• _SET EXERCISE_:
Copy every line in which the string "получать" occurs.

Data records:
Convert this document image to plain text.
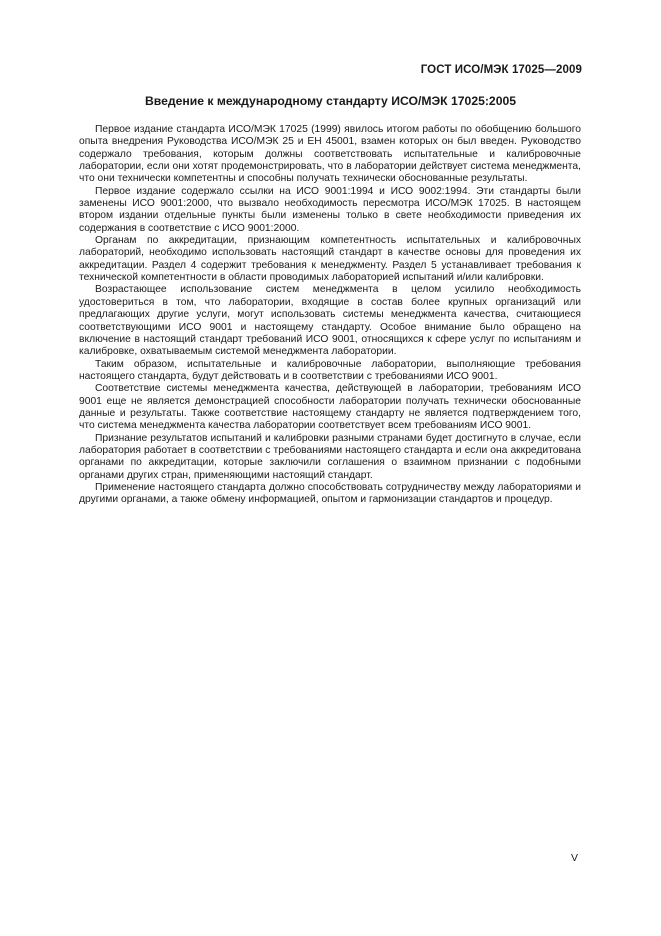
ГОСТ ИСО/МЭК 17025—2009
Введение к международному стандарту ИСО/МЭК 17025:2005

Первое издание стандарта ИСО/МЭК 17025 (1999) явилось итогом работы по обобщению большого опыта внедрения Руководства ИСО/МЭК 25 и ЕН 45001, взамен которых он был введен. Руководство содержало требования, которым должны соответствовать испытательные и калибровочные лаборатории, если они хотят продемонстрировать, что в лаборатории действует система менеджмента, что они технически компетентны и способны получать технически обоснованные результаты.

Первое издание содержало ссылки на ИСО 9001:1994 и ИСО 9002:1994. Эти стандарты были заменены ИСО 9001:2000, что вызвало необходимость пересмотра ИСО/МЭК 17025. В настоящем втором издании отдельные пункты были изменены только в свете необходимости приведения их содержания в соответствие с ИСО 9001:2000.

Органам по аккредитации, признающим компетентность испытательных и калибровочных лабораторий, необходимо использовать настоящий стандарт в качестве основы для проведения их аккредитации. Раздел 4 содержит требования к менеджменту. Раздел 5 устанавливает требования к технической компетентности в области проводимых лабораторией испытаний и/или калибровки.

Возрастающее использование систем менеджмента в целом усилило необходимость удостовериться в том, что лаборатории, входящие в состав более крупных организаций или предлагающих другие услуги, могут использовать системы менеджмента качества, считающиеся соответствующими ИСО 9001 и настоящему стандарту. Особое внимание было обращено на включение в настоящий стандарт требований ИСО 9001, относящихся к сфере услуг по испытаниям и калибровке, охватываемым системой менеджмента лаборатории.

Таким образом, испытательные и калибровочные лаборатории, выполняющие требования настоящего стандарта, будут действовать и в соответствии с требованиями ИСО 9001.

Соответствие системы менеджмента качества, действующей в лаборатории, требованиям ИСО 9001 еще не является демонстрацией способности лаборатории получать технически обоснованные данные и результаты. Также соответствие настоящему стандарту не является подтверждением того, что система менеджмента качества лаборатории соответствует всем требованиям ИСО 9001.

Признание результатов испытаний и калибровки разными странами будет достигнуто в случае, если лаборатория работает в соответствии с требованиями настоящего стандарта и если она аккредитована органами по аккредитации, которые заключили соглашения о взаимном признании с подобными органами других стран, применяющими настоящий стандарт.

Применение настоящего стандарта должно способствовать сотрудничеству между лабораториями и другими органами, а также обмену информацией, опытом и гармонизации стандартов и процедур.

V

• _THE OUTPUT_:
Первое издание стандарта ИСО/МЭК 17025 (1999) явилось итогом работы по обобщению большого опыта внедрения Руководства ИСО/МЭК 25 и ЕН 45001, взамен которых он был введен. Руководство содержало требования, которым должны соответствовать испытательные и калибровочные лаборатории, если они хотят продемонстрировать, что в лаборатории действует система менеджмента, что они технически компетентны и способны получать технически обоснованные результаты.
Соответствие системы менеджмента качества, действующей в лаборатории, требованиям ИСО 9001 еще не является демонстрацией способности лаборатории получать технически обоснованные данные и результаты. Также соответствие настоящему стандарту не является подтверждением того, что система менеджмента качества лаборатории соответствует всем требованиям ИСО 9001.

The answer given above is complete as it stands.